* _Data listing_:
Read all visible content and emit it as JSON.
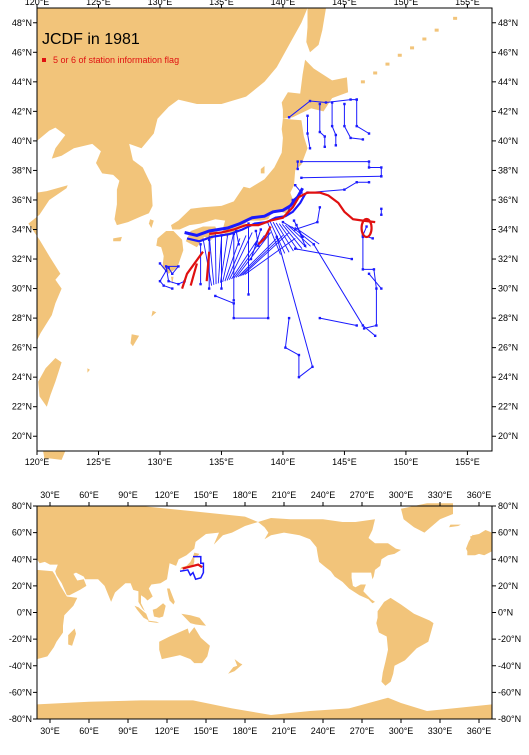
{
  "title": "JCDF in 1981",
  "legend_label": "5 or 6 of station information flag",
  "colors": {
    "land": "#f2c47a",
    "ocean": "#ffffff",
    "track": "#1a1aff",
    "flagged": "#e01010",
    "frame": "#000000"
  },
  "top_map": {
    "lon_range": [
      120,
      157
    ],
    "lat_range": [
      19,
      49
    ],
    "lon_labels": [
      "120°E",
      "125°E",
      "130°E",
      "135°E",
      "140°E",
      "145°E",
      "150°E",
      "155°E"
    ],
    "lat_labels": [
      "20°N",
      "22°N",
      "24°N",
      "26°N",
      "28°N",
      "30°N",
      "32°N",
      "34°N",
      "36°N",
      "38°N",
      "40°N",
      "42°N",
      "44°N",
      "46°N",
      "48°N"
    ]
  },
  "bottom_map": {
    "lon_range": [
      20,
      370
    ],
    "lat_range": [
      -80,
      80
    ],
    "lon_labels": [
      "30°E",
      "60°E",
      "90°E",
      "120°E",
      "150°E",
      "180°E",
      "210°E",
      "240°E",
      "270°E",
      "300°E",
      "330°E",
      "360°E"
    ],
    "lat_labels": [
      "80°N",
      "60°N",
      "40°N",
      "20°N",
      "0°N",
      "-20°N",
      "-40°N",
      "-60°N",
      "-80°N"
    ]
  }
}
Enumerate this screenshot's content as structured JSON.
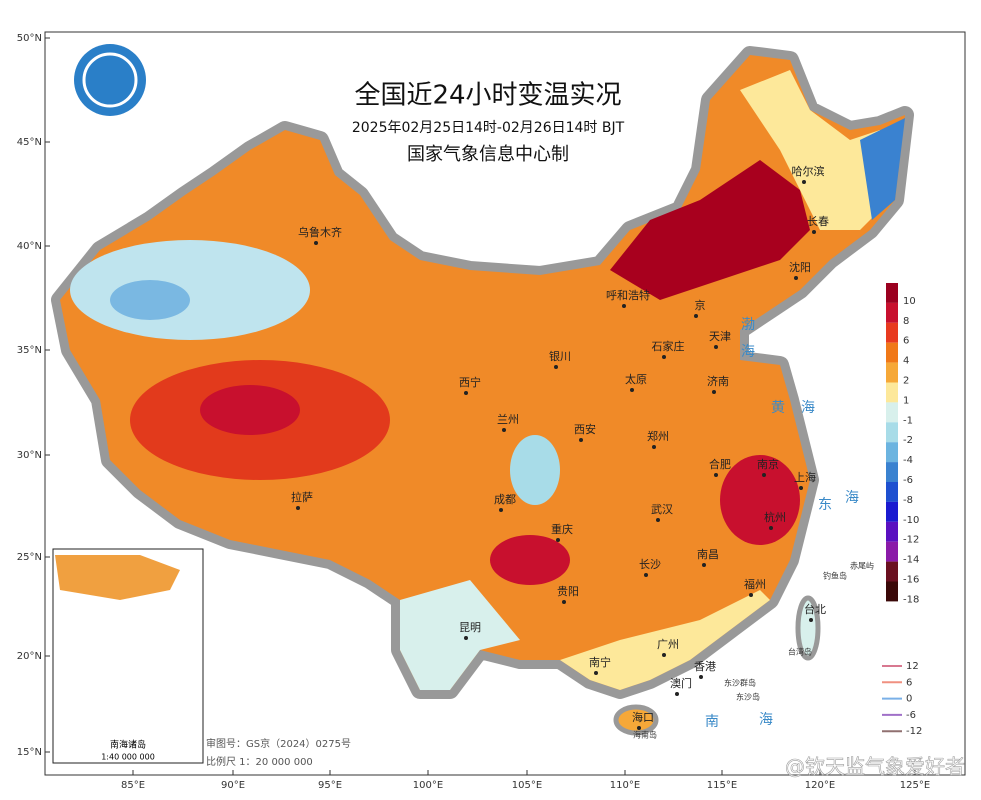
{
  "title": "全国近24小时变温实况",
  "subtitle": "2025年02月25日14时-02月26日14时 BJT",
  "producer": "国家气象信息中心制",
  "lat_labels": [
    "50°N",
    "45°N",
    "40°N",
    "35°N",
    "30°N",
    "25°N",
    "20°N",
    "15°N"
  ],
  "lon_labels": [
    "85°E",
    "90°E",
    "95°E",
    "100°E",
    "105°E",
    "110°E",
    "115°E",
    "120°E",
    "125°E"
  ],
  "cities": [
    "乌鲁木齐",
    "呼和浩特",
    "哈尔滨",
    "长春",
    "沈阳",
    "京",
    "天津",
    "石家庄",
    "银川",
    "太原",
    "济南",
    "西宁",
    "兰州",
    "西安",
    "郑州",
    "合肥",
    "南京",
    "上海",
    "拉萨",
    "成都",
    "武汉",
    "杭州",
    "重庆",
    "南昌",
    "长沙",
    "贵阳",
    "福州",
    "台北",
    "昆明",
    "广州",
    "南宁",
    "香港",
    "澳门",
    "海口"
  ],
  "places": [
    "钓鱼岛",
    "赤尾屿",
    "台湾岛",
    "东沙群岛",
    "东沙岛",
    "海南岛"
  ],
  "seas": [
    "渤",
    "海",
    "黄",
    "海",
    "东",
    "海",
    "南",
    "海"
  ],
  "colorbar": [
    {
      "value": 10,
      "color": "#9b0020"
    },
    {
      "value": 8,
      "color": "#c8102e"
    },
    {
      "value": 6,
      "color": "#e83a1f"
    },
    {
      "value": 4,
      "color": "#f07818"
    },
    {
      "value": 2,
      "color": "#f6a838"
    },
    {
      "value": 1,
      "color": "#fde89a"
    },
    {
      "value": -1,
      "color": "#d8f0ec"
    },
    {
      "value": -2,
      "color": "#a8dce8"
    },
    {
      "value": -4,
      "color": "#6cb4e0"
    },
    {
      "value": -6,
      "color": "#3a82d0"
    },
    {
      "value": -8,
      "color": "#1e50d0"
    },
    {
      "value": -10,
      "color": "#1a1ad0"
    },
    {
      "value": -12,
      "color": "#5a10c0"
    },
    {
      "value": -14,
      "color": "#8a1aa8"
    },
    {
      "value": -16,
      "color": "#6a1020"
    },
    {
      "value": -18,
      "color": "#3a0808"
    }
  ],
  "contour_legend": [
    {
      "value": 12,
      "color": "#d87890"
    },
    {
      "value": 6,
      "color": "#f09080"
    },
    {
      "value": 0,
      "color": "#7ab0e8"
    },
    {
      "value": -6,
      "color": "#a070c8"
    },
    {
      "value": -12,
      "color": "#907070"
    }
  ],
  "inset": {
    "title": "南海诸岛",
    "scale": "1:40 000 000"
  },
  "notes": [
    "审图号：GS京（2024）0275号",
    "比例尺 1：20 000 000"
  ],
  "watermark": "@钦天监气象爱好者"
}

* _Exercise requirements_: Extract each line from the listing that holds the word "JSON".

* _Exercise response_:
Read all visible content and emit it as JSON.
Enumerate this screenshot's content as structured JSON.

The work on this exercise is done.